Give the listing again in full, exactly as written.

Stored entries:
-*-*-
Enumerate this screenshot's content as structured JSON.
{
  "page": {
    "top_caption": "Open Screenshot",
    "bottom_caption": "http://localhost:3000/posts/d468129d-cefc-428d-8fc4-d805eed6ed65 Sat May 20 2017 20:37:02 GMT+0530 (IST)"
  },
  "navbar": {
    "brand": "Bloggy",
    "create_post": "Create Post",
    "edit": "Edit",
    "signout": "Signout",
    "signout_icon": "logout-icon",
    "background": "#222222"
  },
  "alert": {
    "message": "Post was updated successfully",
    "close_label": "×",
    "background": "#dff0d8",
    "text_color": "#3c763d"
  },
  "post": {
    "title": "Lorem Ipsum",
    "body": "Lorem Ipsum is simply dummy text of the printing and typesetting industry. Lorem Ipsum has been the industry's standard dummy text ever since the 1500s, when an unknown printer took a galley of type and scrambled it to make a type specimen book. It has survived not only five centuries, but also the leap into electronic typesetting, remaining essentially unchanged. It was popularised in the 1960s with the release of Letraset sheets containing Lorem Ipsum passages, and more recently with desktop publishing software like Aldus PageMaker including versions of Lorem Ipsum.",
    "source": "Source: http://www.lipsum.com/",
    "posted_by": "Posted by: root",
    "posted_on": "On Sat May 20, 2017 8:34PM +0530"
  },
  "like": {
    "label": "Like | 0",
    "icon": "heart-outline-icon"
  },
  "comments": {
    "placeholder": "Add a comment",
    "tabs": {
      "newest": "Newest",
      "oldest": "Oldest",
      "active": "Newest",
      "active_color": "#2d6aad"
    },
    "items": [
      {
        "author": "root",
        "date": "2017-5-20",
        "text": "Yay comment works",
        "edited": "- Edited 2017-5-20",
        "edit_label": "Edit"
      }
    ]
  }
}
-*-*-
● **Task output**:
Enumerate this screenshot's content as structured JSON.
{
  "page": {
    "top_caption": "Open Screenshot",
    "bottom_caption": "http://localhost:3000/posts/d468129d-cefc-428d-8fc4-d805eed6ed65 Sat May 20 2017 20:37:02 GMT+0530 (IST)"
  },
  "navbar": {
    "brand": "Bloggy",
    "create_post": "Create Post",
    "edit": "Edit",
    "signout": "Signout",
    "signout_icon": "logout-icon",
    "background": "#222222"
  },
  "alert": {
    "message": "Post was updated successfully",
    "close_label": "×",
    "background": "#dff0d8",
    "text_color": "#3c763d"
  },
  "post": {
    "title": "Lorem Ipsum",
    "body": "Lorem Ipsum is simply dummy text of the printing and typesetting industry. Lorem Ipsum has been the industry's standard dummy text ever since the 1500s, when an unknown printer took a galley of type and scrambled it to make a type specimen book. It has survived not only five centuries, but also the leap into electronic typesetting, remaining essentially unchanged. It was popularised in the 1960s with the release of Letraset sheets containing Lorem Ipsum passages, and more recently with desktop publishing software like Aldus PageMaker including versions of Lorem Ipsum.",
    "source": "Source: http://www.lipsum.com/",
    "posted_by": "Posted by: root",
    "posted_on": "On Sat May 20, 2017 8:34PM +0530"
  },
  "like": {
    "label": "Like | 0",
    "icon": "heart-outline-icon"
  },
  "comments": {
    "placeholder": "Add a comment",
    "tabs": {
      "newest": "Newest",
      "oldest": "Oldest",
      "active": "Newest",
      "active_color": "#2d6aad"
    },
    "items": [
      {
        "author": "root",
        "date": "2017-5-20",
        "text": "Yay comment works",
        "edited": "- Edited 2017-5-20",
        "edit_label": "Edit"
      }
    ]
  }
}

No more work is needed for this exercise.